Stated goal =
Write out the data below in full. Keep it exact.

Listed entries =
# # # # # # #
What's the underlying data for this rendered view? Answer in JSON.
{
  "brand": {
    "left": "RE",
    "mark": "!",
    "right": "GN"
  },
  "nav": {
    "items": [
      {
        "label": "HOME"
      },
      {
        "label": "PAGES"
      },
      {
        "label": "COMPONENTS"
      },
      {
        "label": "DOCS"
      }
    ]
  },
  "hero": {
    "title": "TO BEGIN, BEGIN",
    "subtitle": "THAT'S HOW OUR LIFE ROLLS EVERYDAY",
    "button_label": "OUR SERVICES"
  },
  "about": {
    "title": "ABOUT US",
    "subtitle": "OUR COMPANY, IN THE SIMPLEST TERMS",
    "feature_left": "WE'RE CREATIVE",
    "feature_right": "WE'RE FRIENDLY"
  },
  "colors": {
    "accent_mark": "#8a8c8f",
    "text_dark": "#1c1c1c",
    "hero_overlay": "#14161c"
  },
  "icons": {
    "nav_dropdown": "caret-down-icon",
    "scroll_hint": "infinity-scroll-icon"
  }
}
# # # # # # #
Result below =
What's the underlying data for this rendered view? Answer in JSON.
{
  "brand": {
    "left": "RE",
    "mark": "!",
    "right": "GN"
  },
  "nav": {
    "items": [
      {
        "label": "HOME"
      },
      {
        "label": "PAGES"
      },
      {
        "label": "COMPONENTS"
      },
      {
        "label": "DOCS"
      }
    ]
  },
  "hero": {
    "title": "TO BEGIN, BEGIN",
    "subtitle": "THAT'S HOW OUR LIFE ROLLS EVERYDAY",
    "button_label": "OUR SERVICES"
  },
  "about": {
    "title": "ABOUT US",
    "subtitle": "OUR COMPANY, IN THE SIMPLEST TERMS",
    "feature_left": "WE'RE CREATIVE",
    "feature_right": "WE'RE FRIENDLY"
  },
  "colors": {
    "accent_mark": "#8a8c8f",
    "text_dark": "#1c1c1c",
    "hero_overlay": "#14161c"
  },
  "icons": {
    "nav_dropdown": "caret-down-icon",
    "scroll_hint": "infinity-scroll-icon"
  }
}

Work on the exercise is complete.